Reproduce the material in full, unchanged.

========================================

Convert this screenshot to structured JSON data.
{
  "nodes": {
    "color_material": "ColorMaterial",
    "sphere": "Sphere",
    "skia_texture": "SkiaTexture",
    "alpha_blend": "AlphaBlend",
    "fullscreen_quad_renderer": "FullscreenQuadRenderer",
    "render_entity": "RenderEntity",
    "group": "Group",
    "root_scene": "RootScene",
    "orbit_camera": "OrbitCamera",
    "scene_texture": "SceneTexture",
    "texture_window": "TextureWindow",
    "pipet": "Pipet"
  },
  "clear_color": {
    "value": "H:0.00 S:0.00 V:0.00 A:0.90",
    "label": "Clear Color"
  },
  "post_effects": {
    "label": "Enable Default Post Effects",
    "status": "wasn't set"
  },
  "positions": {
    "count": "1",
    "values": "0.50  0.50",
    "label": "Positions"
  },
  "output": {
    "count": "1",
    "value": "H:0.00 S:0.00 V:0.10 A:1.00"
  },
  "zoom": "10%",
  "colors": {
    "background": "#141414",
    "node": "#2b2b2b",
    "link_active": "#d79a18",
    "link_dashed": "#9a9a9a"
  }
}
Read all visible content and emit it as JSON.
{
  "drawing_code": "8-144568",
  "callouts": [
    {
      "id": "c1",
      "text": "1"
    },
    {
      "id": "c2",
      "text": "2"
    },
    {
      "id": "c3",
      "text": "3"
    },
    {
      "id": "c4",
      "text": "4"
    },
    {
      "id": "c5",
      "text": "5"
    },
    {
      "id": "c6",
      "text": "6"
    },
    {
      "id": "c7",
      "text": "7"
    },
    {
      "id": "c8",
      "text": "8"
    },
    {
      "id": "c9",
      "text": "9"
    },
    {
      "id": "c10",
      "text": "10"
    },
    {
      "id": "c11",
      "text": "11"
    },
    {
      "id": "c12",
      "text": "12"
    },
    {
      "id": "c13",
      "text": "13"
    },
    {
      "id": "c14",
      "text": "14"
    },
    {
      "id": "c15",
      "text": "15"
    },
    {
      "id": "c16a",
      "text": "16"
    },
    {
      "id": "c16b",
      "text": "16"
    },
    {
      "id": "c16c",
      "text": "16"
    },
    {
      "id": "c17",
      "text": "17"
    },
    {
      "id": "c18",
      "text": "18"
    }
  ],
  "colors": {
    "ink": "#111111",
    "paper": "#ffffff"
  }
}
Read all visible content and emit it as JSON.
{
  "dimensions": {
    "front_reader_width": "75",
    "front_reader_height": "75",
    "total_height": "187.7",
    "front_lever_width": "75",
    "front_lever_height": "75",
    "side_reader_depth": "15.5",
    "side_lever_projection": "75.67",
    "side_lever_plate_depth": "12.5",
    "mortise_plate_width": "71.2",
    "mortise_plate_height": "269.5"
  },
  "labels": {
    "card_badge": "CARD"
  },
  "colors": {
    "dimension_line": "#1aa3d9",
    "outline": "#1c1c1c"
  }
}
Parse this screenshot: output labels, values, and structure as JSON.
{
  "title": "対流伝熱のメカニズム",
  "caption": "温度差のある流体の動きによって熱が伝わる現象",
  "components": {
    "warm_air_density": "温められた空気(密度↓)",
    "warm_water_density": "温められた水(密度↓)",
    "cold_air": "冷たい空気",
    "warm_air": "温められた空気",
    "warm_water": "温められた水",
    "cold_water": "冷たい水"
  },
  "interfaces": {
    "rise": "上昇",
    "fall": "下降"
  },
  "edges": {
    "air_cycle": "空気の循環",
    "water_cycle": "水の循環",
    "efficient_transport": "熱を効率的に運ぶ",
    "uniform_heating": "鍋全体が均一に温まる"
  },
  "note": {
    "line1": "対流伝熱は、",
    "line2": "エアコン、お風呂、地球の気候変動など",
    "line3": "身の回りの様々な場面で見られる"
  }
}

========================================

> [Worked answer]:
Convert this screenshot to structured JSON data.
{
  "nodes": {
    "color_material": "ColorMaterial",
    "sphere": "Sphere",
    "skia_texture": "SkiaTexture",
    "alpha_blend": "AlphaBlend",
    "fullscreen_quad_renderer": "FullscreenQuadRenderer",
    "render_entity": "RenderEntity",
    "group": "Group",
    "root_scene": "RootScene",
    "orbit_camera": "OrbitCamera",
    "scene_texture": "SceneTexture",
    "texture_window": "TextureWindow",
    "pipet": "Pipet"
  },
  "clear_color": {
    "value": "H:0.00 S:0.00 V:0.00 A:0.90",
    "label": "Clear Color"
  },
  "post_effects": {
    "label": "Enable Default Post Effects",
    "status": "wasn't set"
  },
  "positions": {
    "count": "1",
    "values": "0.50  0.50",
    "label": "Positions"
  },
  "output": {
    "count": "1",
    "value": "H:0.00 S:0.00 V:0.10 A:1.00"
  },
  "zoom": "10%",
  "colors": {
    "background": "#141414",
    "node": "#2b2b2b",
    "link_active": "#d79a18",
    "link_dashed": "#9a9a9a"
  }
}
Read all visible content and emit it as JSON.
{
  "drawing_code": "8-144568",
  "callouts": [
    {
      "id": "c1",
      "text": "1"
    },
    {
      "id": "c2",
      "text": "2"
    },
    {
      "id": "c3",
      "text": "3"
    },
    {
      "id": "c4",
      "text": "4"
    },
    {
      "id": "c5",
      "text": "5"
    },
    {
      "id": "c6",
      "text": "6"
    },
    {
      "id": "c7",
      "text": "7"
    },
    {
      "id": "c8",
      "text": "8"
    },
    {
      "id": "c9",
      "text": "9"
    },
    {
      "id": "c10",
      "text": "10"
    },
    {
      "id": "c11",
      "text": "11"
    },
    {
      "id": "c12",
      "text": "12"
    },
    {
      "id": "c13",
      "text": "13"
    },
    {
      "id": "c14",
      "text": "14"
    },
    {
      "id": "c15",
      "text": "15"
    },
    {
      "id": "c16a",
      "text": "16"
    },
    {
      "id": "c16b",
      "text": "16"
    },
    {
      "id": "c16c",
      "text": "16"
    },
    {
      "id": "c17",
      "text": "17"
    },
    {
      "id": "c18",
      "text": "18"
    }
  ],
  "colors": {
    "ink": "#111111",
    "paper": "#ffffff"
  }
}
Read all visible content and emit it as JSON.
{
  "dimensions": {
    "front_reader_width": "75",
    "front_reader_height": "75",
    "total_height": "187.7",
    "front_lever_width": "75",
    "front_lever_height": "75",
    "side_reader_depth": "15.5",
    "side_lever_projection": "75.67",
    "side_lever_plate_depth": "12.5",
    "mortise_plate_width": "71.2",
    "mortise_plate_height": "269.5"
  },
  "labels": {
    "card_badge": "CARD"
  },
  "colors": {
    "dimension_line": "#1aa3d9",
    "outline": "#1c1c1c"
  }
}
Parse this screenshot: output labels, values, and structure as JSON.
{
  "title": "対流伝熱のメカニズム",
  "caption": "温度差のある流体の動きによって熱が伝わる現象",
  "components": {
    "warm_air_density": "温められた空気(密度↓)",
    "warm_water_density": "温められた水(密度↓)",
    "cold_air": "冷たい空気",
    "warm_air": "温められた空気",
    "warm_water": "温められた水",
    "cold_water": "冷たい水"
  },
  "interfaces": {
    "rise": "上昇",
    "fall": "下降"
  },
  "edges": {
    "air_cycle": "空気の循環",
    "water_cycle": "水の循環",
    "efficient_transport": "熱を効率的に運ぶ",
    "uniform_heating": "鍋全体が均一に温まる"
  },
  "note": {
    "line1": "対流伝熱は、",
    "line2": "エアコン、お風呂、地球の気候変動など",
    "line3": "身の回りの様々な場面で見られる"
  }
}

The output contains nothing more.